> _WORK TO DO_
Set down the full listing exactly, character for character.

> _RECORDS FOR THIS TASK_

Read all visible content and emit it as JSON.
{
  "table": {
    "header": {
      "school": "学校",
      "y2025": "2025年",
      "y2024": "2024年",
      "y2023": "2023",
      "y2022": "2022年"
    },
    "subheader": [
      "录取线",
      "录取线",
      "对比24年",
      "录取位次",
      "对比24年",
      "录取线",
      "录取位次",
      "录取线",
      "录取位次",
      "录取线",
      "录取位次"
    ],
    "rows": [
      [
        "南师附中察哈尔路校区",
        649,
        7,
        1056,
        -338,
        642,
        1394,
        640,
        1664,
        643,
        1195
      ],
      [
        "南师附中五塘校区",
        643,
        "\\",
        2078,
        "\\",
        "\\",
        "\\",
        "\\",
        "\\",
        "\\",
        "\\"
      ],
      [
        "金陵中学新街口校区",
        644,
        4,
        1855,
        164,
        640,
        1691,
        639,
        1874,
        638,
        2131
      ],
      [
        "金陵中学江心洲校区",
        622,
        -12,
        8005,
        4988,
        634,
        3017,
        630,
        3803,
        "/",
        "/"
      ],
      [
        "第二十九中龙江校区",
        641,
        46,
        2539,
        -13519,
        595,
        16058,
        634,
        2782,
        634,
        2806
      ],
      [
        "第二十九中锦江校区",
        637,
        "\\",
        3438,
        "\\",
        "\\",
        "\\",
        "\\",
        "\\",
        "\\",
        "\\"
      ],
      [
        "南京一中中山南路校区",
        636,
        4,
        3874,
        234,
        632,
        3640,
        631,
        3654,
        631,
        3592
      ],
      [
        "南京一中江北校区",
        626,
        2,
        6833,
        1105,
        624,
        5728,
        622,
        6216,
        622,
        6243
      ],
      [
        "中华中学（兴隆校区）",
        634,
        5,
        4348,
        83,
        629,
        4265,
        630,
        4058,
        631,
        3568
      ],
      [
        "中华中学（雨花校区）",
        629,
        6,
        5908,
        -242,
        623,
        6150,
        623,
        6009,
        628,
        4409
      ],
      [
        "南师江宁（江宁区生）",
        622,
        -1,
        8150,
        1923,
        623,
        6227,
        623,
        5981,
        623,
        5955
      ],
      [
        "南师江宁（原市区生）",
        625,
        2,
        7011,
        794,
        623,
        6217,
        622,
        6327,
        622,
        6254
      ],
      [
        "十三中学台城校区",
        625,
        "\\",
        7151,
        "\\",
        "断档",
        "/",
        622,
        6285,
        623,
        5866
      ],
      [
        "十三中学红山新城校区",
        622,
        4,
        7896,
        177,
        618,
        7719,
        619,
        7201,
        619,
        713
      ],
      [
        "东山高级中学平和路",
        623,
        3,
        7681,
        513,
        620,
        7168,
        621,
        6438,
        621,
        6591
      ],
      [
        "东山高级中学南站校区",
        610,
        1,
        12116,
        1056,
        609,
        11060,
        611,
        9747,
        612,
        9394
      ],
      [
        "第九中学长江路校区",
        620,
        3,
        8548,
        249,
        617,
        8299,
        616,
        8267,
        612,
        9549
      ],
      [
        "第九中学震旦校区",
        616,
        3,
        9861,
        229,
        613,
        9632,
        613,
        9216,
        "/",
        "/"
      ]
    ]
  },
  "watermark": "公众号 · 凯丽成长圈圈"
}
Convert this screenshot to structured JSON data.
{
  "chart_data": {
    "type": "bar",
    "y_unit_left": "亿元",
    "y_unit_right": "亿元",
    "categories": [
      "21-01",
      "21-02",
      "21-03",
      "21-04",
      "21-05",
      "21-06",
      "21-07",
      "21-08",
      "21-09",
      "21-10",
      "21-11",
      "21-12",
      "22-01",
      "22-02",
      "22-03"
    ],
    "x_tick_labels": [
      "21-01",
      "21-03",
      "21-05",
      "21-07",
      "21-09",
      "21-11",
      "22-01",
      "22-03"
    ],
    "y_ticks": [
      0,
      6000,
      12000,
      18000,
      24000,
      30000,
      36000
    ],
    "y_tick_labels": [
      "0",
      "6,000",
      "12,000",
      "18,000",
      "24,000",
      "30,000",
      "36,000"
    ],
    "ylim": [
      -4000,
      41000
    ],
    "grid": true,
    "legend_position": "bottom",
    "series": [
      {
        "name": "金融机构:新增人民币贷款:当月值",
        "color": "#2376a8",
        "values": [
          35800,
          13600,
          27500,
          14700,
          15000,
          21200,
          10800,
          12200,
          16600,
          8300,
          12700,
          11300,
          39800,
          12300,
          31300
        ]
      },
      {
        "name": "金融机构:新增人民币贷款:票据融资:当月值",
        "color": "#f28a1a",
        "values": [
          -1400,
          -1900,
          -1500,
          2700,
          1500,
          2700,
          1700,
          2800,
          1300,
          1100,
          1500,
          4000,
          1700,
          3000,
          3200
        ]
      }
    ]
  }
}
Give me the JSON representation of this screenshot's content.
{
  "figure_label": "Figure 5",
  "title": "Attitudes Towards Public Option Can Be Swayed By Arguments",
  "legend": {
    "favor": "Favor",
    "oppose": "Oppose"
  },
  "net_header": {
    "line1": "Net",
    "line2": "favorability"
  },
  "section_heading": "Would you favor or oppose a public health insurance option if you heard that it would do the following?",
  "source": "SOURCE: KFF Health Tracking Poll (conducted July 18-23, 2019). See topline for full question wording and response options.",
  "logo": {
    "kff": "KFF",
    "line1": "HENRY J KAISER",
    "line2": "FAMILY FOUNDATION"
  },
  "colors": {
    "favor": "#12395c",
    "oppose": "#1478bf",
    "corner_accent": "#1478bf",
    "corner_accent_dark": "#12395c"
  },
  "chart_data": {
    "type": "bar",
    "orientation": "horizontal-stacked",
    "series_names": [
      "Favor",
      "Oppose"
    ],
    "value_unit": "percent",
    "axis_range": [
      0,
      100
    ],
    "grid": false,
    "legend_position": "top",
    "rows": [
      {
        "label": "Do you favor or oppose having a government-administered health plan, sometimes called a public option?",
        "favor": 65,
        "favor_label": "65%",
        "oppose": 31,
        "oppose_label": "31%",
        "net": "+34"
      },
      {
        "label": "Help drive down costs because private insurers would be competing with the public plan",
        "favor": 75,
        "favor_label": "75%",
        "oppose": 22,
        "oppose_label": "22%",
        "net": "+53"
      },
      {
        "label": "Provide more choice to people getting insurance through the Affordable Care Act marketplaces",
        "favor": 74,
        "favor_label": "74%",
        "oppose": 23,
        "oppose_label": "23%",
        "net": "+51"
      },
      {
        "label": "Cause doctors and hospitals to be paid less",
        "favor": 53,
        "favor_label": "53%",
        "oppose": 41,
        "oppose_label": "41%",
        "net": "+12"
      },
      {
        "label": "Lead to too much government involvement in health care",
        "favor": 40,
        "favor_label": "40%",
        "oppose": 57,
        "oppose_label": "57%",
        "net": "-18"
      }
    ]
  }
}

> _RESULT OF THE EXERCISE_
Read all visible content and emit it as JSON.
{
  "table": {
    "header": {
      "school": "学校",
      "y2025": "2025年",
      "y2024": "2024年",
      "y2023": "2023",
      "y2022": "2022年"
    },
    "subheader": [
      "录取线",
      "录取线",
      "对比24年",
      "录取位次",
      "对比24年",
      "录取线",
      "录取位次",
      "录取线",
      "录取位次",
      "录取线",
      "录取位次"
    ],
    "rows": [
      [
        "南师附中察哈尔路校区",
        649,
        7,
        1056,
        -338,
        642,
        1394,
        640,
        1664,
        643,
        1195
      ],
      [
        "南师附中五塘校区",
        643,
        "\\",
        2078,
        "\\",
        "\\",
        "\\",
        "\\",
        "\\",
        "\\",
        "\\"
      ],
      [
        "金陵中学新街口校区",
        644,
        4,
        1855,
        164,
        640,
        1691,
        639,
        1874,
        638,
        2131
      ],
      [
        "金陵中学江心洲校区",
        622,
        -12,
        8005,
        4988,
        634,
        3017,
        630,
        3803,
        "/",
        "/"
      ],
      [
        "第二十九中龙江校区",
        641,
        46,
        2539,
        -13519,
        595,
        16058,
        634,
        2782,
        634,
        2806
      ],
      [
        "第二十九中锦江校区",
        637,
        "\\",
        3438,
        "\\",
        "\\",
        "\\",
        "\\",
        "\\",
        "\\",
        "\\"
      ],
      [
        "南京一中中山南路校区",
        636,
        4,
        3874,
        234,
        632,
        3640,
        631,
        3654,
        631,
        3592
      ],
      [
        "南京一中江北校区",
        626,
        2,
        6833,
        1105,
        624,
        5728,
        622,
        6216,
        622,
        6243
      ],
      [
        "中华中学（兴隆校区）",
        634,
        5,
        4348,
        83,
        629,
        4265,
        630,
        4058,
        631,
        3568
      ],
      [
        "中华中学（雨花校区）",
        629,
        6,
        5908,
        -242,
        623,
        6150,
        623,
        6009,
        628,
        4409
      ],
      [
        "南师江宁（江宁区生）",
        622,
        -1,
        8150,
        1923,
        623,
        6227,
        623,
        5981,
        623,
        5955
      ],
      [
        "南师江宁（原市区生）",
        625,
        2,
        7011,
        794,
        623,
        6217,
        622,
        6327,
        622,
        6254
      ],
      [
        "十三中学台城校区",
        625,
        "\\",
        7151,
        "\\",
        "断档",
        "/",
        622,
        6285,
        623,
        5866
      ],
      [
        "十三中学红山新城校区",
        622,
        4,
        7896,
        177,
        618,
        7719,
        619,
        7201,
        619,
        713
      ],
      [
        "东山高级中学平和路",
        623,
        3,
        7681,
        513,
        620,
        7168,
        621,
        6438,
        621,
        6591
      ],
      [
        "东山高级中学南站校区",
        610,
        1,
        12116,
        1056,
        609,
        11060,
        611,
        9747,
        612,
        9394
      ],
      [
        "第九中学长江路校区",
        620,
        3,
        8548,
        249,
        617,
        8299,
        616,
        8267,
        612,
        9549
      ],
      [
        "第九中学震旦校区",
        616,
        3,
        9861,
        229,
        613,
        9632,
        613,
        9216,
        "/",
        "/"
      ]
    ]
  },
  "watermark": "公众号 · 凯丽成长圈圈"
}
Convert this screenshot to structured JSON data.
{
  "chart_data": {
    "type": "bar",
    "y_unit_left": "亿元",
    "y_unit_right": "亿元",
    "categories": [
      "21-01",
      "21-02",
      "21-03",
      "21-04",
      "21-05",
      "21-06",
      "21-07",
      "21-08",
      "21-09",
      "21-10",
      "21-11",
      "21-12",
      "22-01",
      "22-02",
      "22-03"
    ],
    "x_tick_labels": [
      "21-01",
      "21-03",
      "21-05",
      "21-07",
      "21-09",
      "21-11",
      "22-01",
      "22-03"
    ],
    "y_ticks": [
      0,
      6000,
      12000,
      18000,
      24000,
      30000,
      36000
    ],
    "y_tick_labels": [
      "0",
      "6,000",
      "12,000",
      "18,000",
      "24,000",
      "30,000",
      "36,000"
    ],
    "ylim": [
      -4000,
      41000
    ],
    "grid": true,
    "legend_position": "bottom",
    "series": [
      {
        "name": "金融机构:新增人民币贷款:当月值",
        "color": "#2376a8",
        "values": [
          35800,
          13600,
          27500,
          14700,
          15000,
          21200,
          10800,
          12200,
          16600,
          8300,
          12700,
          11300,
          39800,
          12300,
          31300
        ]
      },
      {
        "name": "金融机构:新增人民币贷款:票据融资:当月值",
        "color": "#f28a1a",
        "values": [
          -1400,
          -1900,
          -1500,
          2700,
          1500,
          2700,
          1700,
          2800,
          1300,
          1100,
          1500,
          4000,
          1700,
          3000,
          3200
        ]
      }
    ]
  }
}
Give me the JSON representation of this screenshot's content.
{
  "figure_label": "Figure 5",
  "title": "Attitudes Towards Public Option Can Be Swayed By Arguments",
  "legend": {
    "favor": "Favor",
    "oppose": "Oppose"
  },
  "net_header": {
    "line1": "Net",
    "line2": "favorability"
  },
  "section_heading": "Would you favor or oppose a public health insurance option if you heard that it would do the following?",
  "source": "SOURCE: KFF Health Tracking Poll (conducted July 18-23, 2019). See topline for full question wording and response options.",
  "logo": {
    "kff": "KFF",
    "line1": "HENRY J KAISER",
    "line2": "FAMILY FOUNDATION"
  },
  "colors": {
    "favor": "#12395c",
    "oppose": "#1478bf",
    "corner_accent": "#1478bf",
    "corner_accent_dark": "#12395c"
  },
  "chart_data": {
    "type": "bar",
    "orientation": "horizontal-stacked",
    "series_names": [
      "Favor",
      "Oppose"
    ],
    "value_unit": "percent",
    "axis_range": [
      0,
      100
    ],
    "grid": false,
    "legend_position": "top",
    "rows": [
      {
        "label": "Do you favor or oppose having a government-administered health plan, sometimes called a public option?",
        "favor": 65,
        "favor_label": "65%",
        "oppose": 31,
        "oppose_label": "31%",
        "net": "+34"
      },
      {
        "label": "Help drive down costs because private insurers would be competing with the public plan",
        "favor": 75,
        "favor_label": "75%",
        "oppose": 22,
        "oppose_label": "22%",
        "net": "+53"
      },
      {
        "label": "Provide more choice to people getting insurance through the Affordable Care Act marketplaces",
        "favor": 74,
        "favor_label": "74%",
        "oppose": 23,
        "oppose_label": "23%",
        "net": "+51"
      },
      {
        "label": "Cause doctors and hospitals to be paid less",
        "favor": 53,
        "favor_label": "53%",
        "oppose": 41,
        "oppose_label": "41%",
        "net": "+12"
      },
      {
        "label": "Lead to too much government involvement in health care",
        "favor": 40,
        "favor_label": "40%",
        "oppose": 57,
        "oppose_label": "57%",
        "net": "-18"
      }
    ]
  }
}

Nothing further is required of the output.